* DESCRIPTION OF THE TASK *
Could you copy every line from the material below in which "муниципальных" appears?

* TASK INPUT *
━━━
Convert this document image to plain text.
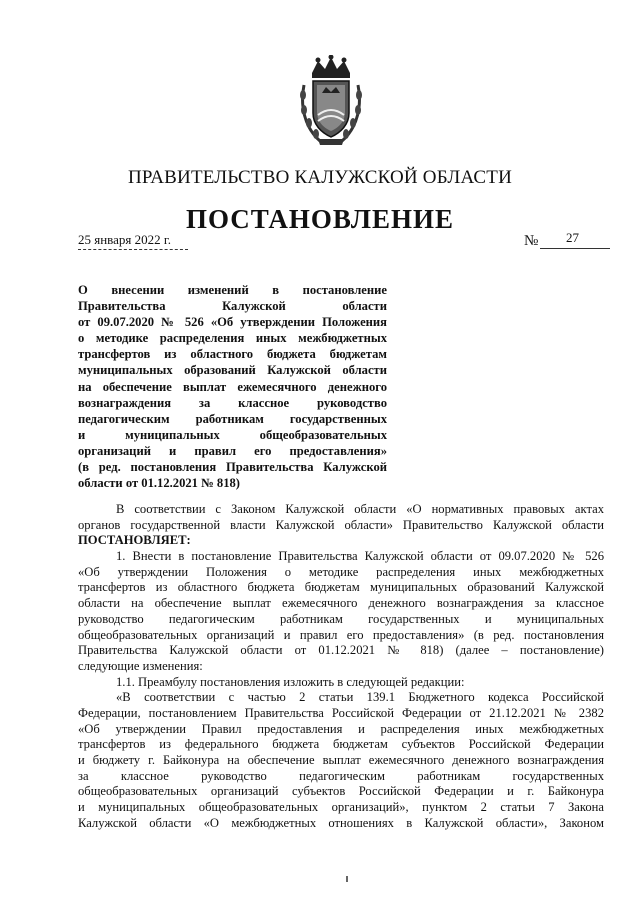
ПРАВИТЕЛЬСТВО КАЛУЖСКОЙ ОБЛАСТИ
ПОСТАНОВЛЕНИЕ
25 января 2022 г.	№ 27
О внесении изменений в постановление
Правительства Калужской области
от 09.07.2020 № 526 «Об утверждении Положения
о методике распределения иных межбюджетных
трансфертов из областного бюджета бюджетам
муниципальных образований Калужской области
на обеспечение выплат ежемесячного денежного
вознаграждения за классное руководство
педагогическим работникам государственных
и муниципальных общеобразовательных
организаций и правил его предоставления»
(в ред. постановления Правительства Калужской
области от 01.12.2021 № 818)
В соответствии с Законом Калужской области «О нормативных правовых актах
органов государственной власти Калужской области» Правительство Калужской области
ПОСТАНОВЛЯЕТ:
1. Внести в постановление Правительства Калужской области от 09.07.2020 № 526
«Об утверждении Положения о методике распределения иных межбюджетных
трансфертов из областного бюджета бюджетам муниципальных образований Калужской
области на обеспечение выплат ежемесячного денежного вознаграждения за классное
руководство педагогическим работникам государственных и муниципальных
общеобразовательных организаций и правил его предоставления» (в ред. постановления
Правительства Калужской области от 01.12.2021 № 818) (далее – постановление)
следующие изменения:
1.1. Преамбулу постановления изложить в следующей редакции:
«В соответствии с частью 2 статьи 139.1 Бюджетного кодекса Российской
Федерации, постановлением Правительства Российской Федерации от 21.12.2021 № 2382
«Об утверждении Правил предоставления и распределения иных межбюджетных
трансфертов из федерального бюджета бюджетам субъектов Российской Федерации
и бюджету г. Байконура на обеспечение выплат ежемесячного денежного вознаграждения
за классное руководство педагогическим работникам государственных
общеобразовательных организаций субъектов Российской Федерации и г. Байконура
и муниципальных общеобразовательных организаций», пунктом 2 статьи 7 Закона
Калужской области «О межбюджетных отношениях в Калужской области», Законом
━━━
* TASK ANSWER *
муниципальных образований Калужской области
и муниципальных общеобразовательных
трансфертов из областного бюджета бюджетам муниципальных образований Калужской
руководство педагогическим работникам государственных и муниципальных
и муниципальных общеобразовательных организаций», пунктом 2 статьи 7 Закона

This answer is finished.